**Task directions**
Reproduce the lines below word for word.

**Data for this exercise**
============
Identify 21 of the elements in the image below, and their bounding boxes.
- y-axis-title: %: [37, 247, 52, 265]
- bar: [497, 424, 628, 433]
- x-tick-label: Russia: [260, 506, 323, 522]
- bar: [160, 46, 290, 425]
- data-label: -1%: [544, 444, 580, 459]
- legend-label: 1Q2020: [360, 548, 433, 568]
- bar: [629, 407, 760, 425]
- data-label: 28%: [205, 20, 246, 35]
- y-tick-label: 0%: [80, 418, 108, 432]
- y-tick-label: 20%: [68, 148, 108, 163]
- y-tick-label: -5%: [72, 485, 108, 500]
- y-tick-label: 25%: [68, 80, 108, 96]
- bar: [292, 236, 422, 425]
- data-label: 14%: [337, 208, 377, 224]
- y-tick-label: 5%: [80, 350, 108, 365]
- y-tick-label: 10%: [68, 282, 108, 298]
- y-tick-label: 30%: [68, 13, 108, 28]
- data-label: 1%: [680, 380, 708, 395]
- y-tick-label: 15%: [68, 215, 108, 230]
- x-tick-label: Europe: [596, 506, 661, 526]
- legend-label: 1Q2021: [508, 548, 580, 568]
============
**Solution for this problem**
Identify 21 of the elements in the image below, and their bounding boxes.
- y-axis-title: %: [37, 247, 52, 265]
- bar: [497, 424, 628, 433]
- x-tick-label: Russia: [260, 506, 323, 522]
- bar: [160, 46, 290, 425]
- data-label: -1%: [544, 444, 580, 459]
- legend-label: 1Q2020: [360, 548, 433, 568]
- bar: [629, 407, 760, 425]
- data-label: 28%: [205, 20, 246, 35]
- y-tick-label: 0%: [80, 418, 108, 432]
- y-tick-label: 20%: [68, 148, 108, 163]
- y-tick-label: -5%: [72, 485, 108, 500]
- y-tick-label: 25%: [68, 80, 108, 96]
- bar: [292, 236, 422, 425]
- data-label: 14%: [337, 208, 377, 224]
- y-tick-label: 5%: [80, 350, 108, 365]
- y-tick-label: 10%: [68, 282, 108, 298]
- y-tick-label: 30%: [68, 13, 108, 28]
- data-label: 1%: [680, 380, 708, 395]
- y-tick-label: 15%: [68, 215, 108, 230]
- x-tick-label: Europe: [596, 506, 661, 526]
- legend-label: 1Q2021: [508, 548, 580, 568]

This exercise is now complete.